Copy out word for word the lines below, starting with the first one and going on through the line with "Text: www.envalma.com: www.envalma.com", both ends included.
** start of Material supplied **
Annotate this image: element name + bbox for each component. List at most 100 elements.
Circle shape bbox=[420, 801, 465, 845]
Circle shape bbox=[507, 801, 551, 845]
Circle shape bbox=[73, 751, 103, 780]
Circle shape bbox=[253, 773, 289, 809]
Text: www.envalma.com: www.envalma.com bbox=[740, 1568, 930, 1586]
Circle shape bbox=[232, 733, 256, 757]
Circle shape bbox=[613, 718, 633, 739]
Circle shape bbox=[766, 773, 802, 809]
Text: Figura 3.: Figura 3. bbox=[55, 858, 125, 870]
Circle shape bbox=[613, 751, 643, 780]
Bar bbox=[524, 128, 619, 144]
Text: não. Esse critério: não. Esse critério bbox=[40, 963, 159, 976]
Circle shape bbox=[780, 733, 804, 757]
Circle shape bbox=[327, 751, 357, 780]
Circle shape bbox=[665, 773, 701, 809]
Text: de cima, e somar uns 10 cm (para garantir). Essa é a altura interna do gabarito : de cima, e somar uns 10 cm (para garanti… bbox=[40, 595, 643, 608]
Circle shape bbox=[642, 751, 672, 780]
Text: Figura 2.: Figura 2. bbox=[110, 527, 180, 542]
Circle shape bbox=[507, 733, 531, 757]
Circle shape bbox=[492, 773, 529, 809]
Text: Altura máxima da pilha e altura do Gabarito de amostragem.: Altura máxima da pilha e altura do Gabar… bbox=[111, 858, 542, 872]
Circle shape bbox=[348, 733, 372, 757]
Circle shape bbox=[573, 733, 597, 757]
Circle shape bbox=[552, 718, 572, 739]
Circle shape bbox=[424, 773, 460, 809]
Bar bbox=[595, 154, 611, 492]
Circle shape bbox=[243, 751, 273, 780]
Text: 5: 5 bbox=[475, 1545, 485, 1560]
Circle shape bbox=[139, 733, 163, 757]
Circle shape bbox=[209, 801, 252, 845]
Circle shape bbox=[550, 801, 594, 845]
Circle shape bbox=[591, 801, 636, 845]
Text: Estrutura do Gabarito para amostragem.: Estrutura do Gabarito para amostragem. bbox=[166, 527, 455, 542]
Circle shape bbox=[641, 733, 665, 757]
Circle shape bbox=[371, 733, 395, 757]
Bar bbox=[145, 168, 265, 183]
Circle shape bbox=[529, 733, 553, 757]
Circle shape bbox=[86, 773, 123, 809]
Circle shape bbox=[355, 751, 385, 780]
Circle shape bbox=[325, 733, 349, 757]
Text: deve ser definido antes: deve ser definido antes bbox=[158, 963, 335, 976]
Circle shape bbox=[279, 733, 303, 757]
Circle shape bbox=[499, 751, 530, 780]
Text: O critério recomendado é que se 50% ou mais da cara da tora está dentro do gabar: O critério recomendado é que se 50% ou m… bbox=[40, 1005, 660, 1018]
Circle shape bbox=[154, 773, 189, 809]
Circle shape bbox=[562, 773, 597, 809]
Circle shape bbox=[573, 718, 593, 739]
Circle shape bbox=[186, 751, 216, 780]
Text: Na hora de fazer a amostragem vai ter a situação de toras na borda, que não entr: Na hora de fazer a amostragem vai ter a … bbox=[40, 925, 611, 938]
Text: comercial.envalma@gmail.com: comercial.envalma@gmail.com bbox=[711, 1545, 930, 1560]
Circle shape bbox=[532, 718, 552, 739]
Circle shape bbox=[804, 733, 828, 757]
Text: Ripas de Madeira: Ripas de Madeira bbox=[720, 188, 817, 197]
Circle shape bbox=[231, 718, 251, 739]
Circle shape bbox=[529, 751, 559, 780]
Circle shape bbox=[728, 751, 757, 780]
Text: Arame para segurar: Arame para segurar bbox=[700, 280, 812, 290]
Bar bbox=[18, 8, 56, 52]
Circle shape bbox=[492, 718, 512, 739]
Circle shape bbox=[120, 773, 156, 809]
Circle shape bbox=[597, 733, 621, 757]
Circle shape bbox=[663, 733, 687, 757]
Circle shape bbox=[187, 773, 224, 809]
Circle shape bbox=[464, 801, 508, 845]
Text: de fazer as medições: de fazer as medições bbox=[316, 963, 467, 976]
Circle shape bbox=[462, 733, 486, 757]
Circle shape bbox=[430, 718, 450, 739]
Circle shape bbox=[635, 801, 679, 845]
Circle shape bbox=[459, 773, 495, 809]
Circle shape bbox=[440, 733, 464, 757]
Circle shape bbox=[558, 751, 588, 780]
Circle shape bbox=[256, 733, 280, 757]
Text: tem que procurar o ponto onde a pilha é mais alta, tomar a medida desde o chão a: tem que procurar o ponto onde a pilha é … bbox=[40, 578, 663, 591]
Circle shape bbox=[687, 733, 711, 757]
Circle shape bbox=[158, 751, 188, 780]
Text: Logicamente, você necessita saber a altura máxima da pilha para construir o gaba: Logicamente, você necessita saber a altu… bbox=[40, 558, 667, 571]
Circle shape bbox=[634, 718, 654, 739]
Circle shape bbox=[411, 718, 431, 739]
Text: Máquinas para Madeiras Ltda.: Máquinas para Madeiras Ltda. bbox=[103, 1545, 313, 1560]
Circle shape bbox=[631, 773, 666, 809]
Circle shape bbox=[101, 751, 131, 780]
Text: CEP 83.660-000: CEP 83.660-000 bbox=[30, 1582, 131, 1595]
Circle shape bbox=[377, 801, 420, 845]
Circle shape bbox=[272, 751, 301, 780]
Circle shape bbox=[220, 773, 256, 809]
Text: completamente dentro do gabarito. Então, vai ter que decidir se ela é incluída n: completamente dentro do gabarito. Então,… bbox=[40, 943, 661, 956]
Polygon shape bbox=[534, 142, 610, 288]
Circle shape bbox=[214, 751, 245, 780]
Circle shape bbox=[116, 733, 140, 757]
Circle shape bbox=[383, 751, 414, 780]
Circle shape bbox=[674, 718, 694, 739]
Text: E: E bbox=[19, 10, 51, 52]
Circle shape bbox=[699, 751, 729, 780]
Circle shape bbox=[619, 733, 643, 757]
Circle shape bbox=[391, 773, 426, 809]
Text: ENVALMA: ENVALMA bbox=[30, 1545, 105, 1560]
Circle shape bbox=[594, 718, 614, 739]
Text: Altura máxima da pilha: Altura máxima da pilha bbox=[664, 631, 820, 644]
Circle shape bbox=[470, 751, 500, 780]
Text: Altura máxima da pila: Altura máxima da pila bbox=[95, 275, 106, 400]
** end of Material supplied **
◆ Result below
Annotate this image: element name + bbox for each component. List at most 100 elements.
Circle shape bbox=[420, 801, 465, 845]
Circle shape bbox=[507, 801, 551, 845]
Circle shape bbox=[73, 751, 103, 780]
Circle shape bbox=[253, 773, 289, 809]
Text: www.envalma.com: www.envalma.com bbox=[740, 1568, 930, 1586]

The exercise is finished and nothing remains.